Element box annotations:
>>>
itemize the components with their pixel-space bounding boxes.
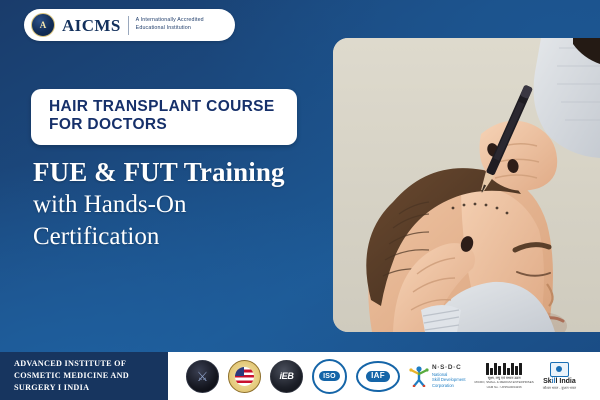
msme-mark-icon [486,363,523,375]
logo-divider [128,16,129,35]
course-kicker-badge: HAIR TRANSPLANT COURSE FOR DOCTORS [31,89,297,145]
badge-iso-certified-icon: ISO [312,359,347,394]
iaf-label: IAF [366,371,390,382]
skill-india-name: Skill India [543,378,576,386]
msme-line-3: UAM No.: UP25A0034236 [487,386,522,390]
footer-institute-name: ADVANCED INSTITUTE OF COSMETIC MEDICINE … [14,358,129,395]
course-kicker-text: HAIR TRANSPLANT COURSE FOR DOCTORS [49,98,275,135]
caduceus-glyph: ⚔ [197,370,209,383]
brand-logo: A AICMS A Internationally Accredited Edu… [24,9,235,41]
hair-transplant-photo [333,38,600,332]
badge-ieb-icon: iEB [270,360,303,393]
nsdc-full-name: National Skill Development Corporation [432,372,466,388]
badge-nsdc-logo: N·S·D·C National Skill Development Corpo… [409,364,466,388]
headline-line-2: with Hands-On [33,189,333,221]
brand-tagline: A Internationally Accredited Educational… [136,17,222,32]
headline-line-3: Certification [33,221,333,253]
skill-name-part-1: Sk [543,378,552,385]
badge-medical-seal-icon: ⚔ [186,360,219,393]
badge-iaf-icon: IAF [356,361,400,392]
skill-name-part-2: l India [556,378,576,385]
ieb-label: iEB [279,372,293,381]
badge-usa-accreditation-icon [228,360,261,393]
nsdc-figure-icon [409,365,429,387]
skill-india-subtitle: कौशल भारत - कुशल भारत [543,386,576,390]
footer-institute-panel: ADVANCED INSTITUTE OF COSMETIC MEDICINE … [0,352,168,400]
promo-banner: A AICMS A Internationally Accredited Edu… [0,0,600,400]
badge-msme-logo: सूक्ष्म, लघु एवं मध्यम उद्यम MICRO, SMAL… [475,363,534,390]
aicms-seal-icon: A [31,13,55,37]
iso-label: ISO [319,371,340,381]
accreditation-badge-row: ⚔ iEB ISO IAF [168,352,600,400]
skill-india-icon [550,362,569,377]
headline-line-1: FUE & FUT Training [33,156,333,189]
seal-monogram: A [40,21,47,30]
photo-illustration [333,38,600,332]
brand-wordmark: AICMS [62,17,121,34]
page-title: FUE & FUT Training with Hands-On Certifi… [33,156,333,253]
nsdc-abbreviation: N·S·D·C [432,364,466,372]
footer-bar: ADVANCED INSTITUTE OF COSMETIC MEDICINE … [0,352,600,400]
badge-skill-india-logo: Skill India कौशल भारत - कुशल भारत [543,362,576,391]
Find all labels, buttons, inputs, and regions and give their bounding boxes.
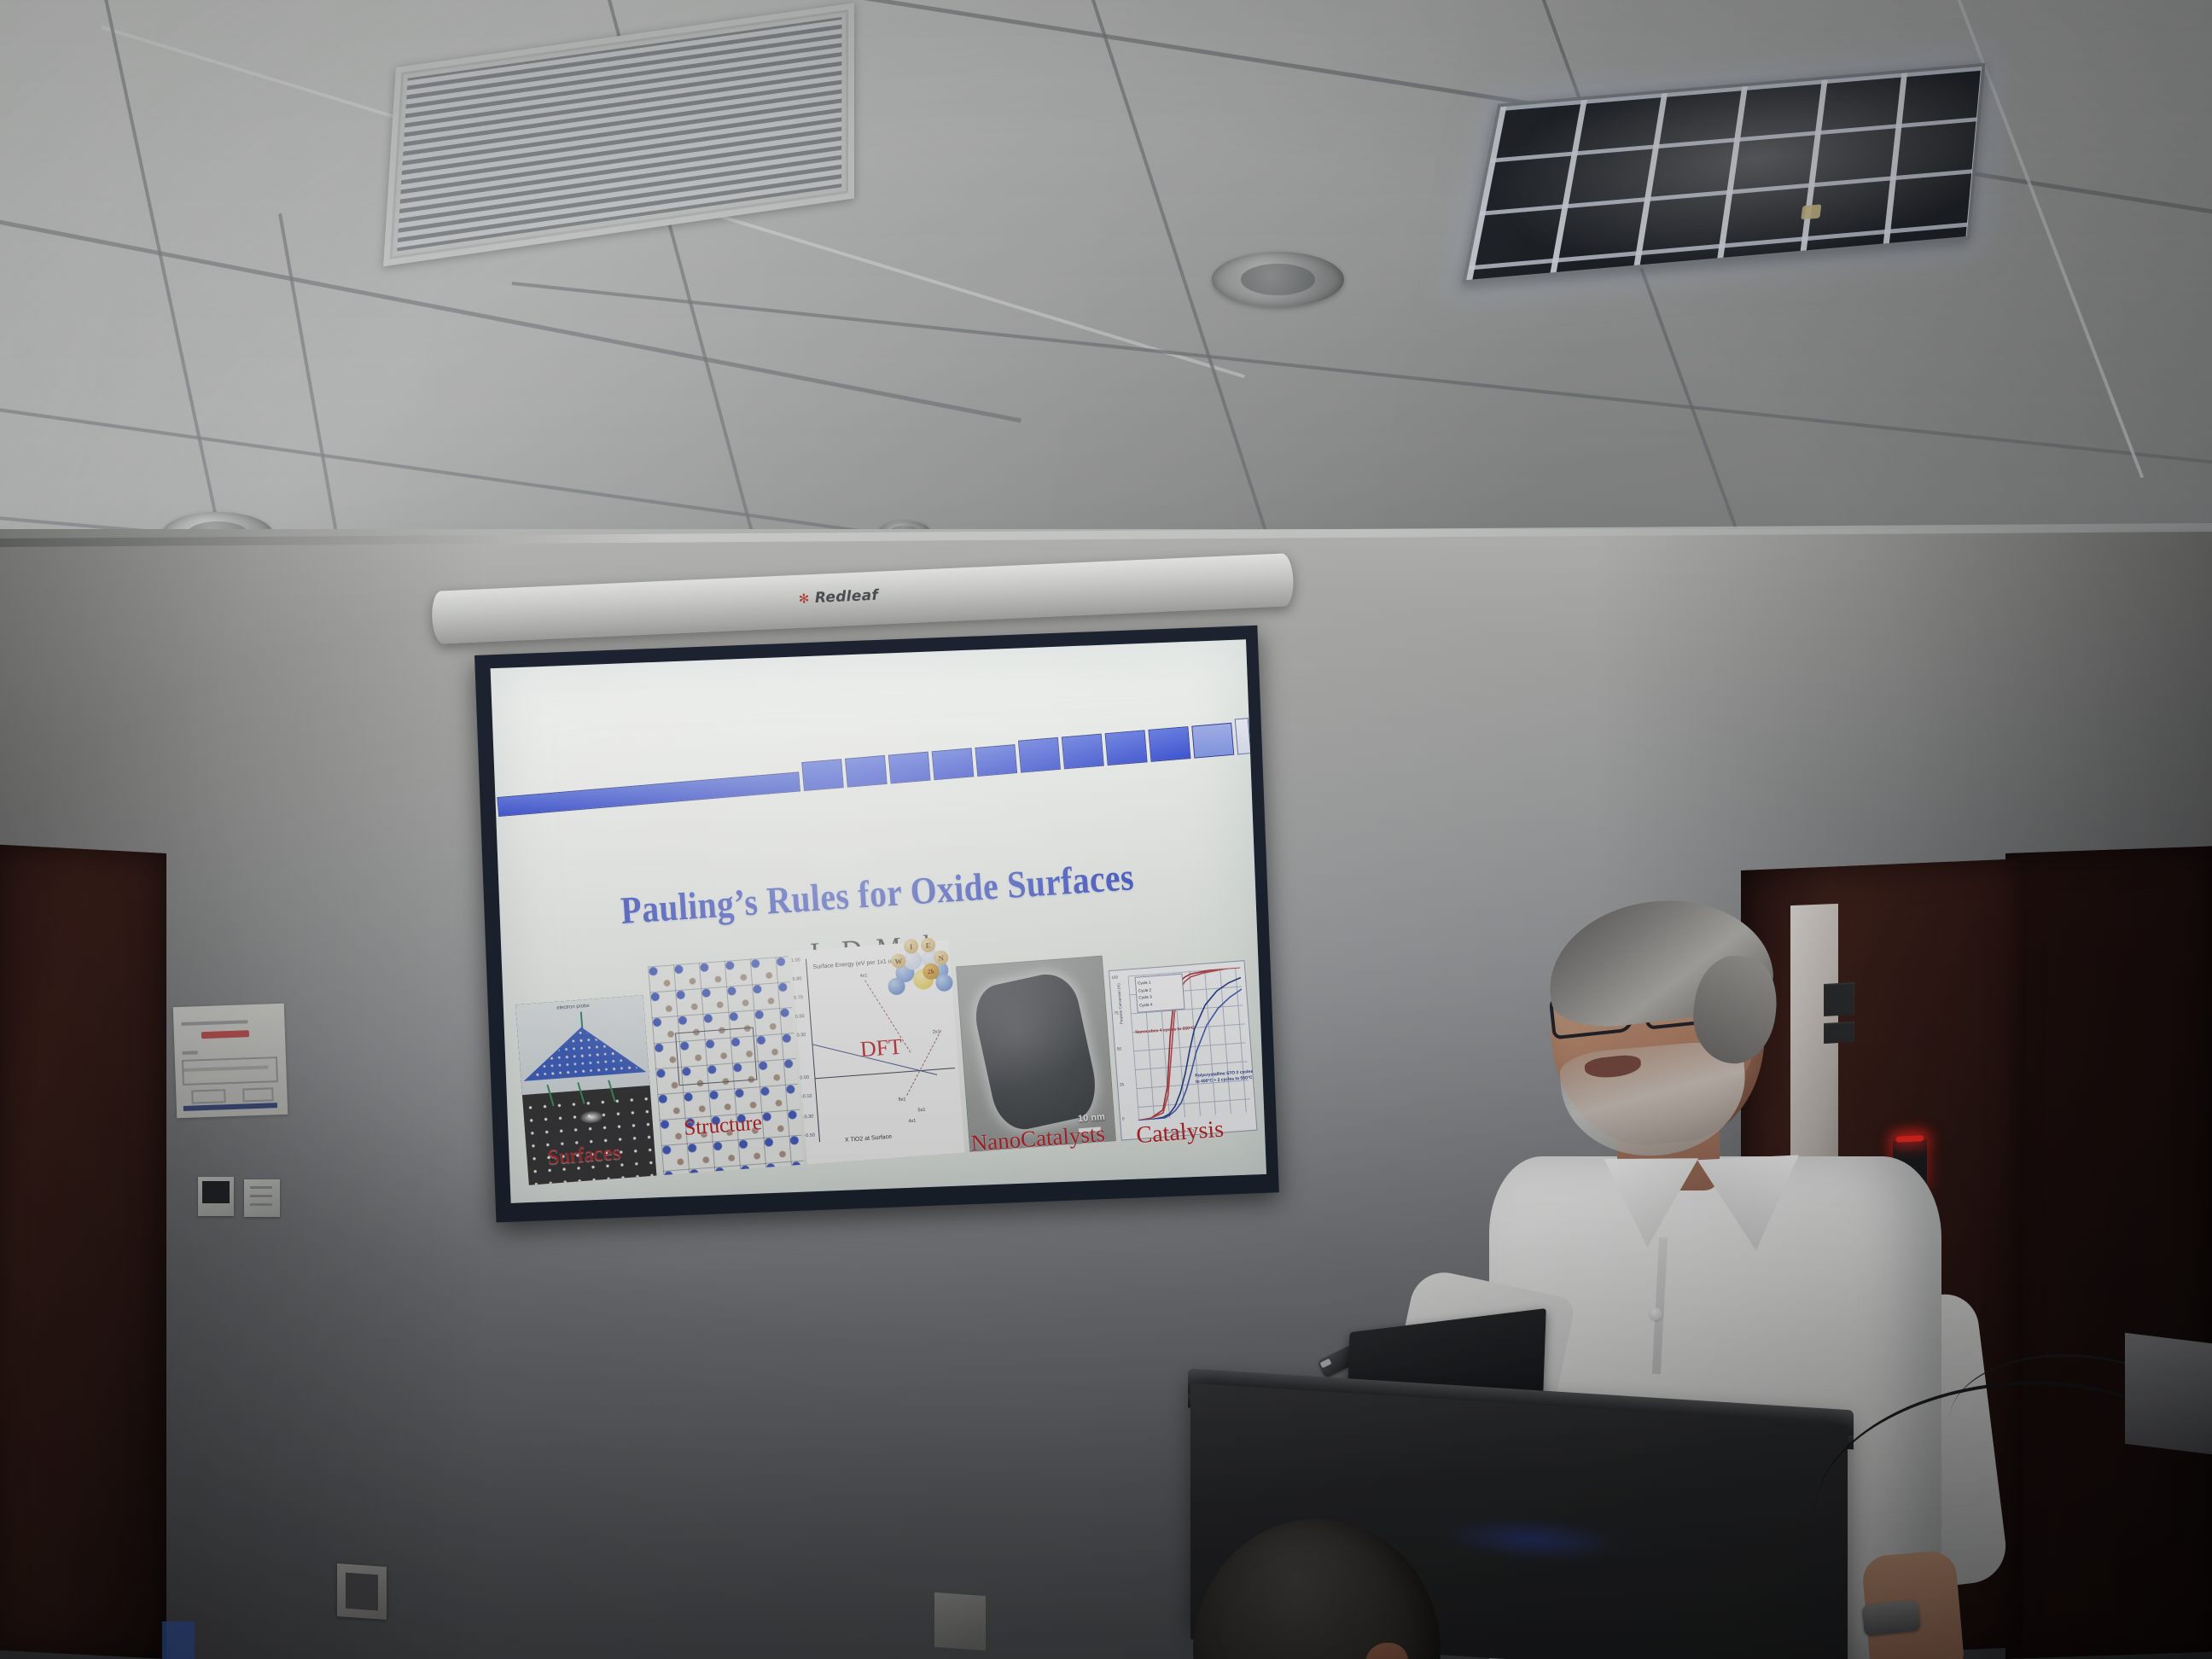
progress-segment: [801, 759, 844, 791]
thumbnail-surfaces: electron probe Surfaces: [515, 995, 656, 1185]
roller-brand-label: ✻ Redleaf: [798, 587, 878, 608]
projection-screen: Pauling’s Rules for Oxide Surfaces L. D.…: [474, 626, 1279, 1223]
hvac-ceiling-vent: [383, 3, 854, 266]
caption-catalysis: Catalysis: [1135, 1116, 1225, 1150]
nanoparticle: [969, 969, 1103, 1135]
light-switch[interactable]: [244, 1179, 280, 1217]
progress-segment: [1148, 726, 1190, 762]
redleaf-logo-icon: ✻: [798, 591, 810, 607]
caption-dft: DFT: [859, 1034, 903, 1063]
floor-object-blue: [162, 1621, 195, 1659]
wristwatch: [1861, 1600, 1920, 1637]
slide-progress-bar: [495, 707, 1237, 817]
shirt-button: [1650, 1307, 1662, 1320]
lecture-hall-photo: ✻ Redleaf Pauli: [0, 0, 2212, 1659]
progress-segment: [1018, 737, 1061, 773]
progress-segment-empty: [1235, 718, 1251, 754]
diffraction-pattern: [523, 1092, 657, 1185]
progress-segment-faded: [1191, 723, 1234, 759]
progress-segment: [932, 748, 975, 780]
roller-brand-text: Redleaf: [814, 587, 878, 607]
door-left[interactable]: [0, 844, 166, 1659]
projected-slide: Pauling’s Rules for Oxide Surfaces L. D.…: [491, 639, 1266, 1203]
ceiling-light-fixture: [1462, 63, 1985, 284]
chart-legend: Cycle 1 Cycle 2 Cycle 3 Cycle 4: [1135, 974, 1185, 1013]
side-equipment: [2125, 1333, 2212, 1455]
progress-segment: [1105, 730, 1148, 765]
wall-notice-sheet: [173, 1004, 288, 1118]
ceiling-speaker-1: [1212, 252, 1344, 307]
door-right-jamb: [2005, 847, 2212, 1659]
thumbnail-dft: Surface Energy (eV per 1x1 unit) X TiO2 …: [791, 940, 964, 1164]
thumbnail-structure: Structure: [648, 956, 804, 1175]
thumbnail-catalysis: Cycle 1 Cycle 2 Cycle 3 Cycle 4 Nanocube…: [1109, 960, 1258, 1140]
progress-segment: [1062, 734, 1104, 770]
thumbnail-nanocatalysts: 10 nm NanoCatalysts: [956, 956, 1116, 1152]
unit-cell-box: [675, 1027, 757, 1086]
wall-outlet-center[interactable]: [934, 1592, 986, 1650]
progress-segment: [845, 755, 888, 788]
progress-segment: [975, 744, 1017, 777]
progress-long-bar: [497, 771, 800, 817]
wien2k-logo-icon: W I E N 2k: [883, 936, 954, 1003]
progress-segment: [888, 752, 931, 784]
thermostat-panel[interactable]: [198, 1177, 234, 1216]
wall-outlet-left[interactable]: [337, 1563, 387, 1620]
<<<
YOUR OBJECTIVE: Render the lines of data above as a numbered list, leaving out blank lines and the pictures.

EXERCISE OUTPUT:
1. itemize the components with their pixel-space bounding boxes.
2. msme-mark-icon [486,363,523,375]
3. logo-divider [128,16,129,35]
4. course-kicker-badge: HAIR TRANSPLANT COURSE FOR DOCTORS [31,89,297,145]
5. badge-iso-certified-icon: ISO [312,359,347,394]
6. iaf-label: IAF [366,371,390,382]
7. skill-india-name: Skill India [543,378,576,386]
8. msme-line-3: UAM No.: UP25A0034236 [487,386,522,390]
9. footer-institute-name: ADVANCED INSTITUTE OF COSMETIC MEDICINE … [14,358,129,395]
10. course-kicker-text: HAIR TRANSPLANT COURSE FOR DOCTORS [49,98,275,135]
11. caduceus-glyph: ⚔ [197,370,209,383]
12. brand-logo: A AICMS A Internationally Accredited Edu… [24,9,235,41]
13. hair-transplant-photo [333,38,600,332]
14. badge-ieb-icon: iEB [270,360,303,393]
15. nsdc-full-name: National Skill Development Corporation [432,372,466,388]
16. badge-nsdc-logo: N·S·D·C National Skill Development Corpo… [409,364,466,388]
17. headline-line-2: with Hands-On [33,189,333,221]
18. brand-tagline: A Internationally Accredited Educational… [136,17,222,32]
19. headline-line-3: Certification [33,221,333,253]
20. skill-name-part-1: Sk [543,378,552,385]
21. badge-medical-seal-icon: ⚔ [186,360,219,393]
22. badge-iaf-icon: IAF [356,361,400,392]
23. skill-name-part-2: l India [556,378,576,385]
24. ieb-label: iEB [279,372,293,381]
25. badge-usa-accreditation-icon [228,360,261,393]
26. nsdc-figure-icon [409,365,429,387]
27. skill-india-subtitle: कौशल भारत - कुशल भारत [543,386,576,390]
28. footer-institute-panel: ADVANCED INSTITUTE OF COSMETIC MEDICINE … [0,352,168,400]
29. promo-banner: A AICMS A Internationally Accredited Edu… [0,0,600,400]
30. badge-msme-logo: सूक्ष्म, लघु एवं मध्यम उद्यम MICRO, SMAL… [475,363,534,390]
31. aicms-seal-icon: A [31,13,55,37]
32. iso-label: ISO [319,371,340,381]
33. accreditation-badge-row: ⚔ iEB ISO IAF [168,352,600,400]
34. skill-india-icon [550,362,569,377]
35. headline-line-1: FUE & FUT Training [33,156,333,189]
36. seal-monogram: A [40,21,47,30]
37. photo-illustration [333,38,600,332]
38. brand-wordmark: AICMS [62,17,121,34]
39. page-title: FUE & FUT Training with Hands-On Certifi… [33,156,333,253]
40. nsdc-abbreviation: N·S·D·C [432,364,466,372]
41. footer-bar: ADVANCED INSTITUTE OF COSMETIC MEDICINE … [0,352,600,400]
42. badge-skill-india-logo: Skill India कौशल भारत - कुशल भारत [543,362,576,391]
43. Find all labels, buttons, inputs, and regions and give their bounding boxes.
44. progress-segment: [801, 759, 844, 791]
45. thumbnail-surfaces: electron probe Surfaces: [515, 995, 656, 1185]
46. roller-brand-label: ✻ Redleaf: [798, 587, 878, 608]
47. projection-screen: Pauling’s Rules for Oxide Surfaces L. D.…: [474, 626, 1279, 1223]
48. hvac-ceiling-vent: [383, 3, 854, 266]
49. caption-catalysis: Catalysis: [1135, 1116, 1225, 1150]
50. nanoparticle: [969, 969, 1103, 1135]
51. light-switch[interactable]: [244, 1179, 280, 1217]
52. progress-segment: [1148, 726, 1190, 762]
53. redleaf-logo-icon: ✻: [798, 591, 810, 607]
54. caption-dft: DFT: [859, 1034, 903, 1063]
55. floor-object-blue: [162, 1621, 195, 1659]
56. wristwatch: [1861, 1600, 1920, 1637]
57. slide-progress-bar: [495, 707, 1237, 817]
58. shirt-button: [1650, 1307, 1662, 1320]
59. lecture-hall-photo: ✻ Redleaf Pauli: [0, 0, 2212, 1659]
60. progress-segment: [1018, 737, 1061, 773]
61. progress-segment-empty: [1235, 718, 1251, 754]
62. diffraction-pattern: [523, 1092, 657, 1185]
63. progress-segment-faded: [1191, 723, 1234, 759]
64. progress-segment: [932, 748, 975, 780]
65. roller-brand-text: Redleaf: [814, 587, 878, 607]
66. door-left[interactable]: [0, 844, 166, 1659]
67. projected-slide: Pauling’s Rules for Oxide Surfaces L. D.…: [491, 639, 1266, 1203]
68. ceiling-light-fixture: [1462, 63, 1985, 284]
69. chart-legend: Cycle 1 Cycle 2 Cycle 3 Cycle 4: [1135, 974, 1185, 1013]
70. side-equipment: [2125, 1333, 2212, 1455]
71. progress-segment: [1105, 730, 1148, 765]
72. wall-notice-sheet: [173, 1004, 288, 1118]
73. ceiling-speaker-1: [1212, 252, 1344, 307]
74. door-right-jamb: [2005, 847, 2212, 1659]
75. thumbnail-dft: Surface Energy (eV per 1x1 unit) X TiO2 …: [791, 940, 964, 1164]
76. thumbnail-structure: Structure: [648, 956, 804, 1175]
77. thumbnail-catalysis: Cycle 1 Cycle 2 Cycle 3 Cycle 4 Nanocube…: [1109, 960, 1258, 1140]
78. progress-segment: [1062, 734, 1104, 770]
79. thumbnail-nanocatalysts: 10 nm NanoCatalysts: [956, 956, 1116, 1152]
80. unit-cell-box: [675, 1027, 757, 1086]
81. wall-outlet-center[interactable]: [934, 1592, 986, 1650]
82. progress-segment: [845, 755, 888, 788]
83. progress-segment: [975, 744, 1017, 777]
84. progress-long-bar: [497, 771, 800, 817]
85. wien2k-logo-icon: W I E N 2k: [883, 936, 954, 1003]
86. progress-segment: [888, 752, 931, 784]
87. thermostat-panel[interactable]: [198, 1177, 234, 1216]
88. wall-outlet-left[interactable]: [337, 1563, 387, 1620]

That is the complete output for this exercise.